**EXERCISE GOAL**
Leave the pictures out and print every record below exactly as it stands.

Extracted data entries
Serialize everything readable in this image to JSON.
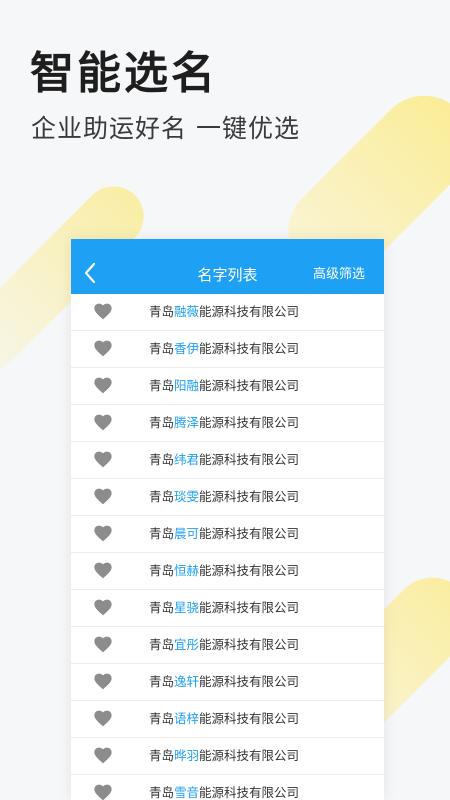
{
  "hero": {
    "title": "智能选名",
    "subtitle": "企业助运好名 一键优选"
  },
  "colors": {
    "accent": "#1ea0f5",
    "heart": "#8c8c8c",
    "text": "#333333"
  },
  "nav": {
    "back_icon": "chevron-left-icon",
    "title": "名字列表",
    "filter_label": "高级筛选"
  },
  "list": {
    "prefix": "青岛",
    "suffix": "能源科技有限公司",
    "item_icon": "heart-icon",
    "items": [
      {
        "keyword": "融薇"
      },
      {
        "keyword": "香伊"
      },
      {
        "keyword": "阳融"
      },
      {
        "keyword": "腾泽"
      },
      {
        "keyword": "纬君"
      },
      {
        "keyword": "琰雯"
      },
      {
        "keyword": "晨可"
      },
      {
        "keyword": "恒赫"
      },
      {
        "keyword": "星骁"
      },
      {
        "keyword": "宜彤"
      },
      {
        "keyword": "逸轩"
      },
      {
        "keyword": "语梓"
      },
      {
        "keyword": "晔羽"
      },
      {
        "keyword": "雪音"
      }
    ]
  }
}
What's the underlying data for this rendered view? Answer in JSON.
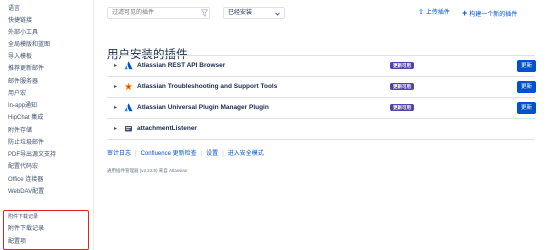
{
  "sidebar": {
    "items": [
      "语言",
      "快捷链接",
      "外部小工具",
      "全局模版和蓝图",
      "导入模板",
      "推荐更新邮件",
      "邮件服务器",
      "用户宏",
      "In-app通知",
      "HipChat 集成",
      "附件存储",
      "防止垃圾邮件",
      "PDF导出源文支持",
      "配置代码宏",
      "Office 连接器",
      "WebDAV配置"
    ],
    "highlight_items": [
      "附件下载记录",
      "附件下载记录",
      "配置项"
    ]
  },
  "toolbar": {
    "filter_placeholder": "过滤可见的插件",
    "select_value": "已经安装",
    "upload_label": "上传插件",
    "build_label": "构建一个新的插件"
  },
  "main": {
    "title": "用户安装的插件",
    "plugins": [
      {
        "name": "Atlassian REST API Browser",
        "badge": "更新可用",
        "button": "更新",
        "icon": "atlassian-logo-icon"
      },
      {
        "name": "Atlassian Troubleshooting and Support Tools",
        "badge": "更新可用",
        "button": "更新",
        "icon": "support-tools-icon"
      },
      {
        "name": "Atlassian Universal Plugin Manager Plugin",
        "badge": "更新可用",
        "button": "更新",
        "icon": "atlassian-logo-icon"
      },
      {
        "name": "attachmentListener",
        "icon": "plugin-icon"
      }
    ],
    "links": [
      "审计日志",
      "Confluence 更新检查",
      "设置",
      "进入安全模式"
    ],
    "footer": "通用插件管理器 (v2.22.9) 来自 Atlassian"
  },
  "colors": {
    "accent": "#0052cc",
    "badge": "#5243aa",
    "highlight_border": "#e02424"
  }
}
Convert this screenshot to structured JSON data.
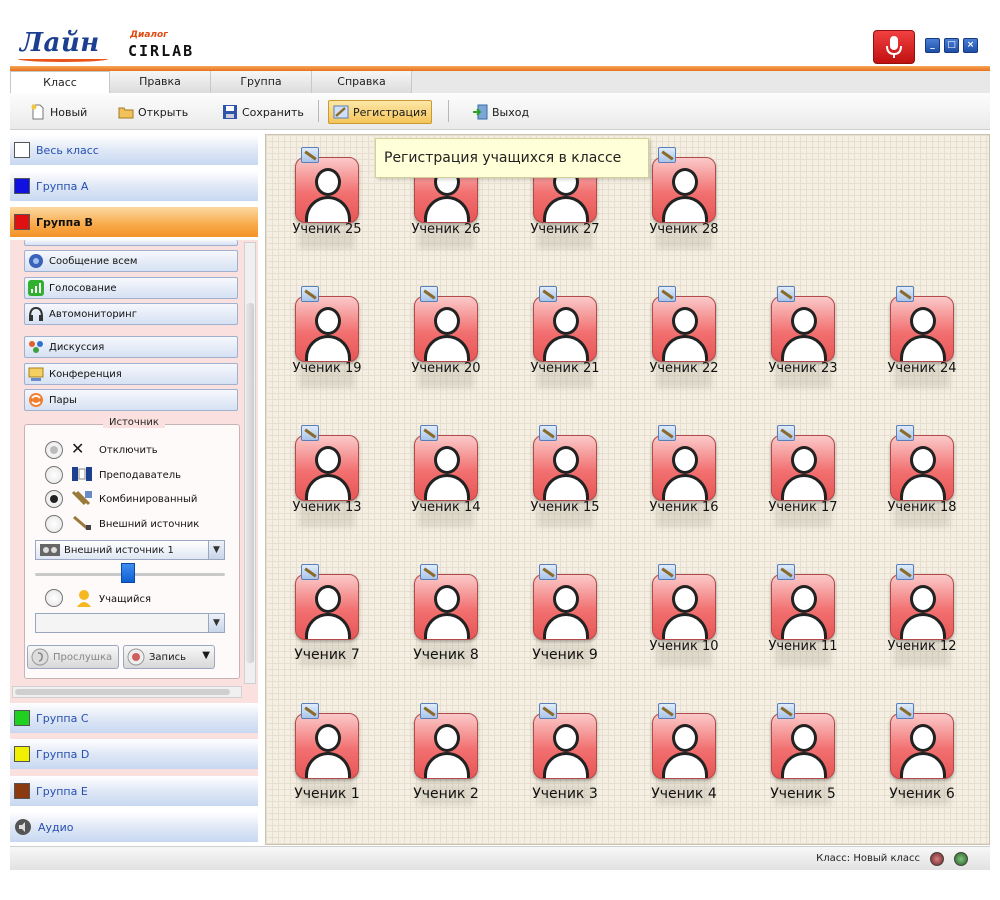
{
  "app": {
    "logo_main": "Лайн",
    "logo_dialog": "Диалог",
    "logo_cirlab": "CIRLAB"
  },
  "window_buttons": [
    "_",
    "□",
    "×"
  ],
  "tabs": [
    {
      "label": "Класс",
      "active": true
    },
    {
      "label": "Правка",
      "active": false
    },
    {
      "label": "Группа",
      "active": false
    },
    {
      "label": "Справка",
      "active": false
    }
  ],
  "toolbar": {
    "new_label": "Новый",
    "open_label": "Открыть",
    "save_label": "Сохранить",
    "register_label": "Регистрация",
    "exit_label": "Выход"
  },
  "sidebar": {
    "whole_class": "Весь класс",
    "groups": [
      {
        "label": "Группа A",
        "color": "#1010e0"
      },
      {
        "label": "Группа B",
        "color": "#e01010"
      },
      {
        "label": "Группа C",
        "color": "#20d020"
      },
      {
        "label": "Группа D",
        "color": "#f0f000"
      },
      {
        "label": "Группа E",
        "color": "#8b3a10"
      }
    ],
    "audio": "Аудио",
    "actions": [
      {
        "label": "Сообщение всем",
        "icon": "message-icon"
      },
      {
        "label": "Голосование",
        "icon": "vote-icon"
      },
      {
        "label": "Автомониторинг",
        "icon": "headphones-icon"
      },
      {
        "label": "Дискуссия",
        "icon": "discussion-icon"
      },
      {
        "label": "Конференция",
        "icon": "conference-icon"
      },
      {
        "label": "Пары",
        "icon": "pairs-icon"
      }
    ],
    "source": {
      "legend": "Источник",
      "options": [
        {
          "label": "Отключить",
          "state": "half"
        },
        {
          "label": "Преподаватель",
          "state": "off"
        },
        {
          "label": "Комбинированный",
          "state": "on"
        },
        {
          "label": "Внешний источник",
          "state": "off"
        }
      ],
      "external_select": "Внешний источник 1",
      "slider_level": 0.5,
      "student_label": "Учащийся",
      "student_select": "",
      "listen_label": "Прослушка",
      "record_label": "Запись"
    }
  },
  "tooltip": "Регистрация учащихся в классе",
  "students": {
    "rows": [
      [
        "Ученик 25",
        "Ученик 26",
        "Ученик 27",
        "Ученик 28"
      ],
      [
        "Ученик 19",
        "Ученик 20",
        "Ученик 21",
        "Ученик 22",
        "Ученик 23",
        "Ученик 24"
      ],
      [
        "Ученик 13",
        "Ученик 14",
        "Ученик 15",
        "Ученик 16",
        "Ученик 17",
        "Ученик 18"
      ],
      [
        "Ученик 7",
        "Ученик 8",
        "Ученик 9",
        "Ученик 10",
        "Ученик 11",
        "Ученик 12"
      ],
      [
        "Ученик 1",
        "Ученик 2",
        "Ученик 3",
        "Ученик 4",
        "Ученик 5",
        "Ученик 6"
      ]
    ]
  },
  "status": {
    "text": "Класс: Новый класс"
  },
  "colors": {
    "accent_orange": "#f39228",
    "student_card": "#f27070",
    "canvas_bg": "#f4efe2"
  }
}
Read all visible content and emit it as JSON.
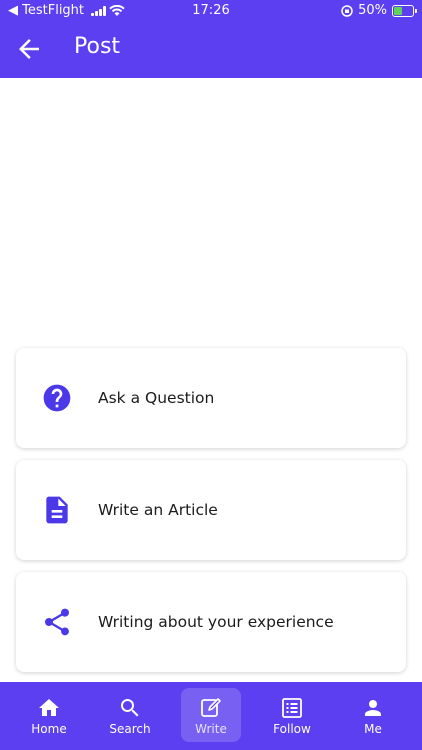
{
  "status_bar": {
    "carrier": "◀ TestFlight",
    "time": "17:26",
    "battery_percent": "50%",
    "battery_level": 0.5
  },
  "header": {
    "title": "Post",
    "back_icon": "arrow-left-icon"
  },
  "options": [
    {
      "label": "Ask a Question",
      "icon": "question-circle-icon"
    },
    {
      "label": "Write an Article",
      "icon": "article-icon"
    },
    {
      "label": "Writing about your experience",
      "icon": "share-icon"
    }
  ],
  "bottom_nav": {
    "items": [
      {
        "label": "Home",
        "icon": "home-icon"
      },
      {
        "label": "Search",
        "icon": "search-icon"
      },
      {
        "label": "Write",
        "icon": "edit-icon",
        "active": true
      },
      {
        "label": "Follow",
        "icon": "list-icon"
      },
      {
        "label": "Me",
        "icon": "person-icon"
      }
    ]
  },
  "colors": {
    "primary": "#5b3ff0",
    "icon_accent": "#4b38e8",
    "background": "#ffffff"
  }
}
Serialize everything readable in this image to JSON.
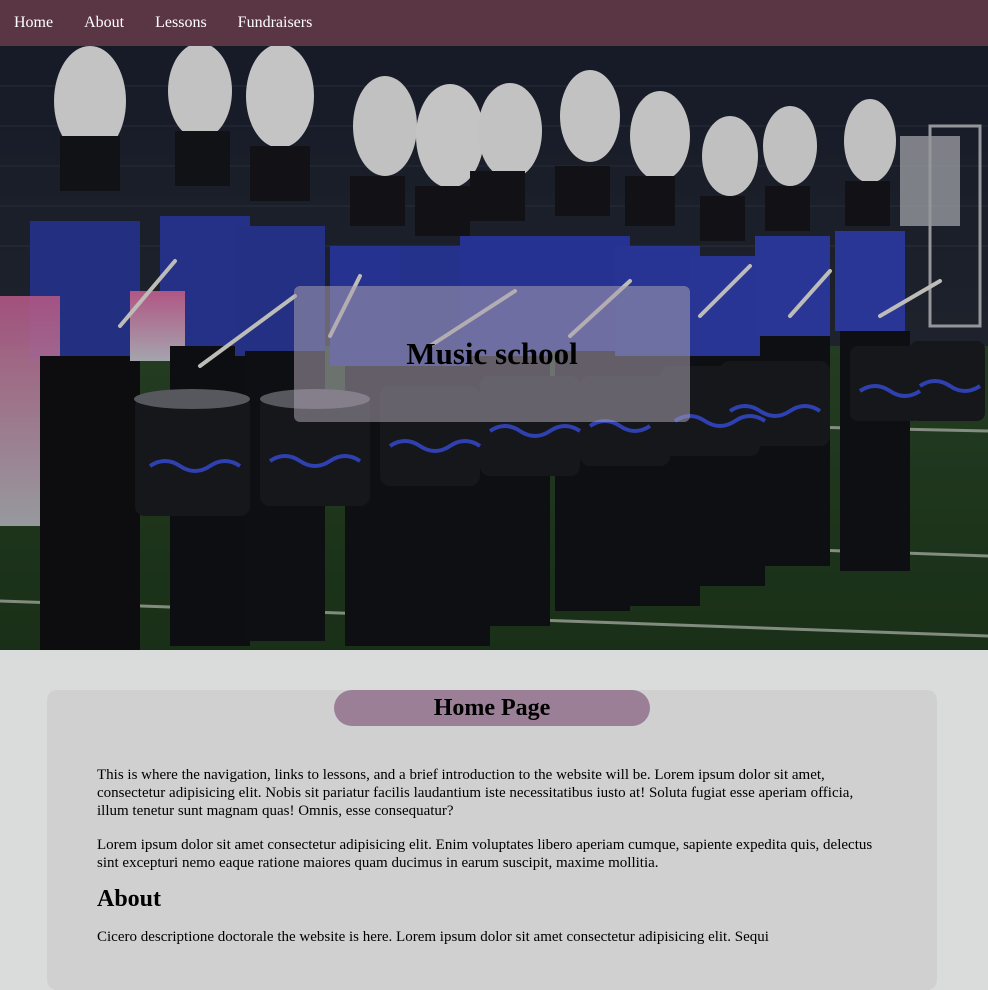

**COMPLETED TASK**
Serialize everything readable in this image to JSON.
{
  "hero": {
    "title": "智能选名",
    "subtitle": "企业助运好名 一键优选"
  },
  "colors": {
    "accent": "#1ea0f5",
    "heart": "#8c8c8c",
    "text": "#333333"
  },
  "nav": {
    "back_icon": "chevron-left-icon",
    "title": "名字列表",
    "filter_label": "高级筛选"
  },
  "list": {
    "prefix": "青岛",
    "suffix": "能源科技有限公司",
    "item_icon": "heart-icon",
    "items": [
      {
        "keyword": "融薇"
      },
      {
        "keyword": "香伊"
      },
      {
        "keyword": "阳融"
      },
      {
        "keyword": "腾泽"
      },
      {
        "keyword": "纬君"
      },
      {
        "keyword": "琰雯"
      },
      {
        "keyword": "晨可"
      },
      {
        "keyword": "恒赫"
      },
      {
        "keyword": "星骁"
      },
      {
        "keyword": "宜彤"
      },
      {
        "keyword": "逸轩"
      },
      {
        "keyword": "语梓"
      },
      {
        "keyword": "晔羽"
      },
      {
        "keyword": "雪音"
      }
    ]
  }
}
What's the underlying data for this rendered view? Answer in JSON.
{
  "sidebar": {
    "items": [
      "语言",
      "快捷链接",
      "外部小工具",
      "全局模版和蓝图",
      "导入模板",
      "推荐更新邮件",
      "邮件服务器",
      "用户宏",
      "In-app通知",
      "HipChat 集成",
      "附件存储",
      "防止垃圾邮件",
      "PDF导出源文支持",
      "配置代码宏",
      "Office 连接器",
      "WebDAV配置"
    ],
    "highlight_items": [
      "附件下载记录",
      "附件下载记录",
      "配置项"
    ]
  },
  "toolbar": {
    "filter_placeholder": "过滤可见的插件",
    "select_value": "已经安装",
    "upload_label": "上传插件",
    "build_label": "构建一个新的插件"
  },
  "main": {
    "title": "用户安装的插件",
    "plugins": [
      {
        "name": "Atlassian REST API Browser",
        "badge": "更新可用",
        "button": "更新",
        "icon": "atlassian-logo-icon"
      },
      {
        "name": "Atlassian Troubleshooting and Support Tools",
        "badge": "更新可用",
        "button": "更新",
        "icon": "support-tools-icon"
      },
      {
        "name": "Atlassian Universal Plugin Manager Plugin",
        "badge": "更新可用",
        "button": "更新",
        "icon": "atlassian-logo-icon"
      },
      {
        "name": "attachmentListener",
        "icon": "plugin-icon"
      }
    ],
    "links": [
      "审计日志",
      "Confluence 更新检查",
      "设置",
      "进入安全模式"
    ],
    "footer": "通用插件管理器 (v2.22.9) 来自 Atlassian"
  },
  "colors": {
    "accent": "#0052cc",
    "badge": "#5243aa",
    "highlight_border": "#e02424"
  }
}
Convert this screenshot to structured JSON data.
{
  "app": {
    "logo_main": "Лайн",
    "logo_dialog": "Диалог",
    "logo_cirlab": "CIRLAB"
  },
  "window_buttons": [
    "_",
    "□",
    "×"
  ],
  "tabs": [
    {
      "label": "Класс",
      "active": true
    },
    {
      "label": "Правка",
      "active": false
    },
    {
      "label": "Группа",
      "active": false
    },
    {
      "label": "Справка",
      "active": false
    }
  ],
  "toolbar": {
    "new_label": "Новый",
    "open_label": "Открыть",
    "save_label": "Сохранить",
    "register_label": "Регистрация",
    "exit_label": "Выход"
  },
  "sidebar": {
    "whole_class": "Весь класс",
    "groups": [
      {
        "label": "Группа A",
        "color": "#1010e0"
      },
      {
        "label": "Группа B",
        "color": "#e01010"
      },
      {
        "label": "Группа C",
        "color": "#20d020"
      },
      {
        "label": "Группа D",
        "color": "#f0f000"
      },
      {
        "label": "Группа E",
        "color": "#8b3a10"
      }
    ],
    "audio": "Аудио",
    "actions": [
      {
        "label": "Сообщение всем",
        "icon": "message-icon"
      },
      {
        "label": "Голосование",
        "icon": "vote-icon"
      },
      {
        "label": "Автомониторинг",
        "icon": "headphones-icon"
      },
      {
        "label": "Дискуссия",
        "icon": "discussion-icon"
      },
      {
        "label": "Конференция",
        "icon": "conference-icon"
      },
      {
        "label": "Пары",
        "icon": "pairs-icon"
      }
    ],
    "source": {
      "legend": "Источник",
      "options": [
        {
          "label": "Отключить",
          "state": "half"
        },
        {
          "label": "Преподаватель",
          "state": "off"
        },
        {
          "label": "Комбинированный",
          "state": "on"
        },
        {
          "label": "Внешний источник",
          "state": "off"
        }
      ],
      "external_select": "Внешний источник 1",
      "slider_level": 0.5,
      "student_label": "Учащийся",
      "student_select": "",
      "listen_label": "Прослушка",
      "record_label": "Запись"
    }
  },
  "tooltip": "Регистрация учащихся в классе",
  "students": {
    "rows": [
      [
        "Ученик 25",
        "Ученик 26",
        "Ученик 27",
        "Ученик 28"
      ],
      [
        "Ученик 19",
        "Ученик 20",
        "Ученик 21",
        "Ученик 22",
        "Ученик 23",
        "Ученик 24"
      ],
      [
        "Ученик 13",
        "Ученик 14",
        "Ученик 15",
        "Ученик 16",
        "Ученик 17",
        "Ученик 18"
      ],
      [
        "Ученик 7",
        "Ученик 8",
        "Ученик 9",
        "Ученик 10",
        "Ученик 11",
        "Ученик 12"
      ],
      [
        "Ученик 1",
        "Ученик 2",
        "Ученик 3",
        "Ученик 4",
        "Ученик 5",
        "Ученик 6"
      ]
    ]
  },
  "status": {
    "text": "Класс: Новый класс"
  },
  "colors": {
    "accent_orange": "#f39228",
    "student_card": "#f27070",
    "canvas_bg": "#f4efe2"
  }
}
Read all visible content and emit it as JSON.
{
  "status_bar": {
    "carrier": "◀ TestFlight",
    "time": "17:26",
    "battery_percent": "50%",
    "battery_level": 0.5
  },
  "header": {
    "title": "Post",
    "back_icon": "arrow-left-icon"
  },
  "options": [
    {
      "label": "Ask a Question",
      "icon": "question-circle-icon"
    },
    {
      "label": "Write an Article",
      "icon": "article-icon"
    },
    {
      "label": "Writing about your experience",
      "icon": "share-icon"
    }
  ],
  "bottom_nav": {
    "items": [
      {
        "label": "Home",
        "icon": "home-icon"
      },
      {
        "label": "Search",
        "icon": "search-icon"
      },
      {
        "label": "Write",
        "icon": "edit-icon",
        "active": true
      },
      {
        "label": "Follow",
        "icon": "list-icon"
      },
      {
        "label": "Me",
        "icon": "person-icon"
      }
    ]
  },
  "colors": {
    "primary": "#5b3ff0",
    "icon_accent": "#4b38e8",
    "background": "#ffffff"
  }
}
Serialize everything readable in this image to JSON.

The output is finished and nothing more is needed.